- REQUIREMENTS
a – Can you write out the Ace Attorney forum posts word for word, starting at "Finished AA6-2 and" and ending at "plot for me."?
b – Could you extend the Ace Attorney forum posts past their final sentence?

- PAGE EXCERPT
----------------------------------------
ApplesandOranges posted:

Finished AA6-2 and this really feels like a case that should have been swapped with AA5-2.

It's a Trucy-focused case, which AA5 kinda needed since she was otherwise near invisible there. And it brings back Ema, who was in AA4 and is notably completely absent in AA5. Feels like 5-2 was just the 'Fullbright introduction case' to start building the rapport for him.

imo AA6-2 was the more fitting and true end to Trucy and Apollos arcs from AA4. What they actually did in AA4 was way more about Phoenix, but with Roger Retinz the Ratings Rajah, it sort of completes the Gramarye plot for me.

Silver Falcon
Dec 5, 2005

Two, three, four, five, six, seven, eight and barbecue your own drumsticks!

I finally picked up Tyrion Cuthbert: Attorney of the Arcane, cuz I'd been meaning to after seeing it talked up in this thread and it was on sale.

Oh my LORD I love it! I've only just finished the first case and I am thoroughly hooked. Yes it basically follows Phoenix Wright beat for beat, right down to the animations and music stingers being basically the same, but the magic aspect.

OH MY GOD the magic aspect. The spell cards you get could have been lifted straight out of D&D, and you point out inconsistencies with them by rules lawyering like a bunch of grognards at a tabletop game and I am SO loving CHARMED by it. :kimchi:

I didn't expect two interests of mine to intersect in quite this way but I am SO here for it.
----------------------------------------
- LISTING
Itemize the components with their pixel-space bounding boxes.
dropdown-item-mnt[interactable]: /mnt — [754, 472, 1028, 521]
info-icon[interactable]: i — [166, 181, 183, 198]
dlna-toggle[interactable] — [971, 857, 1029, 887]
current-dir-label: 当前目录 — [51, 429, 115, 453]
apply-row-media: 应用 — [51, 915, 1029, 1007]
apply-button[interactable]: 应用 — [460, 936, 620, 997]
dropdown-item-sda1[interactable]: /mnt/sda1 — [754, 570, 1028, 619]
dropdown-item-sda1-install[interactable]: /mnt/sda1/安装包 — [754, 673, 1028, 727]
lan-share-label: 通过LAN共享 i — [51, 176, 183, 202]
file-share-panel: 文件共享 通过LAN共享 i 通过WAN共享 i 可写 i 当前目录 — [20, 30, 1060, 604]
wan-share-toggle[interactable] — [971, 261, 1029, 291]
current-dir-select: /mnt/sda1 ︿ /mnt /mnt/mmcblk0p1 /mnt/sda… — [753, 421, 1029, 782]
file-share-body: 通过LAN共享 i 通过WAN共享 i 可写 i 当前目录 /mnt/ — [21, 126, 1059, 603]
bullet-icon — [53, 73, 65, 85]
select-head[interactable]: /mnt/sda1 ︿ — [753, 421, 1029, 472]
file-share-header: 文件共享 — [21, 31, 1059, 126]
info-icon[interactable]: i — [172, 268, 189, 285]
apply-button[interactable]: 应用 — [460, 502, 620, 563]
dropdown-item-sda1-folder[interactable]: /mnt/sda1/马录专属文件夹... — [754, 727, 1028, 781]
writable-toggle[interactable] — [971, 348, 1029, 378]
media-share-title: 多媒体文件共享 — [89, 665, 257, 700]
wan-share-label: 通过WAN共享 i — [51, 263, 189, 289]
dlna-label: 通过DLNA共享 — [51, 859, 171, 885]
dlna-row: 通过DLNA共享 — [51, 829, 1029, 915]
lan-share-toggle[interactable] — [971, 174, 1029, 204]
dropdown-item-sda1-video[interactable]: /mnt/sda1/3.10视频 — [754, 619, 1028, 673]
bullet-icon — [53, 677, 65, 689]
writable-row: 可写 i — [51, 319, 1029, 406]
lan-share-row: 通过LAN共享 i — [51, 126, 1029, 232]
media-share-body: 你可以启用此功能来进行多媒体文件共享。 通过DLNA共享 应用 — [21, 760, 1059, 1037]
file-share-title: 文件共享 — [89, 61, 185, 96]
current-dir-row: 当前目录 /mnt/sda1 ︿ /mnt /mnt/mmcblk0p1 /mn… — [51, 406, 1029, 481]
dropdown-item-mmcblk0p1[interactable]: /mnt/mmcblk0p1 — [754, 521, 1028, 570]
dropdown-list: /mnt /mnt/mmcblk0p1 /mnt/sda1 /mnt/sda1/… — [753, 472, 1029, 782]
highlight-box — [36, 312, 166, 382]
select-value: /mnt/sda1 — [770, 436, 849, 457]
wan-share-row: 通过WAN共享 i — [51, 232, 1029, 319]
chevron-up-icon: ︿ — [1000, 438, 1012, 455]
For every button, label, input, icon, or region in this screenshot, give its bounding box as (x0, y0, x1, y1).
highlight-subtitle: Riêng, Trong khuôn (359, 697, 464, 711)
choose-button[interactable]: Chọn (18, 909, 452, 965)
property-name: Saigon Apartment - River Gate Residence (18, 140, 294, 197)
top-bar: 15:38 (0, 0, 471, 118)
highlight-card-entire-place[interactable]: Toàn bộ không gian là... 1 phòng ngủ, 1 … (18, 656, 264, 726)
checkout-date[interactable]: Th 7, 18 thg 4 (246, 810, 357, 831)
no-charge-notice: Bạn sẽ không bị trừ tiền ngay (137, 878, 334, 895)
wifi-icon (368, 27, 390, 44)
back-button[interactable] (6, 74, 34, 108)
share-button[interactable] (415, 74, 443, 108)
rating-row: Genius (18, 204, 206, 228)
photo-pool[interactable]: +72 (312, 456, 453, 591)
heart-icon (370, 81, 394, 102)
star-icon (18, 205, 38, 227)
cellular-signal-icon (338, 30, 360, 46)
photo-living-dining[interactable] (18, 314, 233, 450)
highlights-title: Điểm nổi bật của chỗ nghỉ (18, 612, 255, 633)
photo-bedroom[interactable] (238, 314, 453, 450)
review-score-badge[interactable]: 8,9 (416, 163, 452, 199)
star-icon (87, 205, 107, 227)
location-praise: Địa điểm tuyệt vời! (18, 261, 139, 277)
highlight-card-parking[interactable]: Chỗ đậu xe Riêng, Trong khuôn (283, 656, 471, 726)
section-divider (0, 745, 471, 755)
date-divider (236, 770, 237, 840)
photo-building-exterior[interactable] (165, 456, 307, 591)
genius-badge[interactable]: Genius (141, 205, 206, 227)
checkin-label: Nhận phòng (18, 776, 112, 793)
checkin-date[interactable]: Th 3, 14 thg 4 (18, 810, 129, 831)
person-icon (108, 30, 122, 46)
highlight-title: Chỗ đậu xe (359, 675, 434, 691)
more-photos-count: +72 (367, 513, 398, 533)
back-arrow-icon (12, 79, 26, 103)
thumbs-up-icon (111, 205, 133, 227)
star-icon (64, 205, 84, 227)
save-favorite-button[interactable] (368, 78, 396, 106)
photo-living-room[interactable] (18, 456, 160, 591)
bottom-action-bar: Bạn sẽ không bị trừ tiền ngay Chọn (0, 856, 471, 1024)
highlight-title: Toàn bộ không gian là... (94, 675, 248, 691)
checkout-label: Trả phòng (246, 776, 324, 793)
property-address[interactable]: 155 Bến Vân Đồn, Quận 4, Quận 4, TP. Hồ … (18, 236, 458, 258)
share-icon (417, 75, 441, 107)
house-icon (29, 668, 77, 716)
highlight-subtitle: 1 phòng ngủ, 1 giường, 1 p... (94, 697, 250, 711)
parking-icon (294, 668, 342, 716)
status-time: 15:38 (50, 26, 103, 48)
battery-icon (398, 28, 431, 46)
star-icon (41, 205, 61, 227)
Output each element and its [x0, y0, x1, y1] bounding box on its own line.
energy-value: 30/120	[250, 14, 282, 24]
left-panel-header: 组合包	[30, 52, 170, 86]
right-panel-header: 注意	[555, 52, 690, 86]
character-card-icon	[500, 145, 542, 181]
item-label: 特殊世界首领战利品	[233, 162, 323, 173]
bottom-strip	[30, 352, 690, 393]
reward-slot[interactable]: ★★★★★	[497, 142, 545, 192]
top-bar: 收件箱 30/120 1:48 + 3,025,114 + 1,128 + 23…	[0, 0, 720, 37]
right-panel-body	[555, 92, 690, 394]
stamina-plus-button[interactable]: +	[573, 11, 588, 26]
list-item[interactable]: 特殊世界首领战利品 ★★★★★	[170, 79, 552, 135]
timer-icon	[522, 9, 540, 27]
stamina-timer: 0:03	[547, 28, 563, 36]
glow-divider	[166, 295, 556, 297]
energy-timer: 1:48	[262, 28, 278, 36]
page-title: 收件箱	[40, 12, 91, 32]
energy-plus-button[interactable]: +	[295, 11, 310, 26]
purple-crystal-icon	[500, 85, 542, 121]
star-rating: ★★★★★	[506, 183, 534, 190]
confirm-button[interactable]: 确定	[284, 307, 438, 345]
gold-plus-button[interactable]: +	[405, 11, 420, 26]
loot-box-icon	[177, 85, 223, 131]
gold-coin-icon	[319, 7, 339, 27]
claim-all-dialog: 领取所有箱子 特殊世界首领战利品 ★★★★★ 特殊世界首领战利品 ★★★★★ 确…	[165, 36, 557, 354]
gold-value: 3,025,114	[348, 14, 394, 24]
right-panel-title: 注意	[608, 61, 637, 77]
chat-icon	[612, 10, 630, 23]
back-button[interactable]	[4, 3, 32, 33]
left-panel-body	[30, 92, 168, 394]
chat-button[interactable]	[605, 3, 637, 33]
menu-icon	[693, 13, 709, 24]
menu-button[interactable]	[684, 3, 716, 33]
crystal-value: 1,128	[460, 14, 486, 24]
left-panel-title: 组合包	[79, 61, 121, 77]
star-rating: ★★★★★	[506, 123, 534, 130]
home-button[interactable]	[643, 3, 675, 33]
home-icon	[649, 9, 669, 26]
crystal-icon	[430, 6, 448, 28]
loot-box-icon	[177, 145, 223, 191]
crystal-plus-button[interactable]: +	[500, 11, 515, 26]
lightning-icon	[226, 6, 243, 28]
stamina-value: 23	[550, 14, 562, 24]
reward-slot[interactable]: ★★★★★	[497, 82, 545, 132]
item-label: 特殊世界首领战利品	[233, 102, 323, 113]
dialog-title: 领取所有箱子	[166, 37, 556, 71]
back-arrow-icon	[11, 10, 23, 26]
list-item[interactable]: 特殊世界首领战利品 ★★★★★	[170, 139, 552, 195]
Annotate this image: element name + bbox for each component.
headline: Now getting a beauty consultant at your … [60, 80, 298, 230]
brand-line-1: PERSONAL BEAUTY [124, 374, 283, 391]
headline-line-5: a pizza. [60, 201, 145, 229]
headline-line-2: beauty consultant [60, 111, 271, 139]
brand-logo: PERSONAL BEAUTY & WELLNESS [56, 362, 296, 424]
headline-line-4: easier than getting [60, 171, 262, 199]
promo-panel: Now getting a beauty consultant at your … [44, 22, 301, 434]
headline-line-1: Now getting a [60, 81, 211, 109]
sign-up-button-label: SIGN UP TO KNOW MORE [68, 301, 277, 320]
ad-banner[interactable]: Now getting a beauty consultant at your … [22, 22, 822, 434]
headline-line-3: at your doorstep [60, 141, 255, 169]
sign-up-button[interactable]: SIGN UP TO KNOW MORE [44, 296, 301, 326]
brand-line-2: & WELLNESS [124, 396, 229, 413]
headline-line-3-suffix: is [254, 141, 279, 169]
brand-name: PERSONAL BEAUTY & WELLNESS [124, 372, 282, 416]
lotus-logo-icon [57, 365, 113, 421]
----------------------------------------
- WRITTEN RESPONSES
a –
Finished AA6-2 and this really feels like a case that should have been swapped with AA5-2.

It's a Trucy-focused case, which AA5 kinda needed since she was otherwise near invisible there. And it brings back Ema, who was in AA4 and is notably completely absent in AA5. Feels like 5-2 was just the 'Fullbright introduction case' to start building the rapport for him.

imo AA6-2 was the more fitting and true end to Trucy and Apollos arcs from AA4. What they actually did in AA4 was way more about Phoenix, but with Roger Retinz the Ratings Rajah, it sort of completes the Gramarye plot for me.

b –
And consensus was it gets even better as the game goes on? Oh dear time to STRAP IN, baby! We are in for a wild ride.

Nanomashoes
Aug 18, 2012

Sadly you stop counting grid squares after the first map. The later cases each have a focus on specific magic fuckery rather than whole spellbooks as well.

Silver Falcon
Dec 5, 2005

Two, three, four, five, six, seven, eight and barbecue your own drumsticks!

Ugh. K I know some people in this thread played Tyrion Cuthbert and I need a hint. I am having the usual Ace Attorney problem where I have a pretty good idea of what happened, but I need to follow the primrose path and point out what the game wants me to point out first. I think I might be a couple steps ahead here...

I am on the second case, second trial day. Cross-examination of the school janitor.

I have three statements I can get him to add to his testimony: lady knocked over a vase, lady shoved him out of the way, and lady yelled at him to "Be Quiet."

I think the important one is the third one, because that's the same thing the lady said to the previous witness in response to "Good morning." But I don't know which piece of evidence or spell the game wants me to Present to point out a problem. Here's what I THINK is going on, and this is pure speculation: The Professor Bellweather that both of these witnesses saw was not the professor. It was a magical construct draped in Illusory Disguise to look like her, under orders to shove anyone out of the way who got in its way, and respond to any conversation with "Be Quiet."

I think I'm thinking ahead of where the game thinks I am and need a nudge to get back on track here. I tried presenting his previous statement he gave about the lady the day before, but no dice. If anybody could give me a tiny hint, I'd be grateful.


EDIT: I GOT IT. Yes I was right, I was a step ahead. First I had to prove a different thing.

Silver Falcon fucked around with this message at 23:02 on Feb 18, 2024

Barudak
May 7, 2007

Finally playing Ace Attorney chronicles and boy this game just opens with a three part court trial as a tutorial. Definitely feels like the first of these games where they felt confident enough to go all out on a bigger plot and also assume the player is ready for some Ace Attorneying from the outset.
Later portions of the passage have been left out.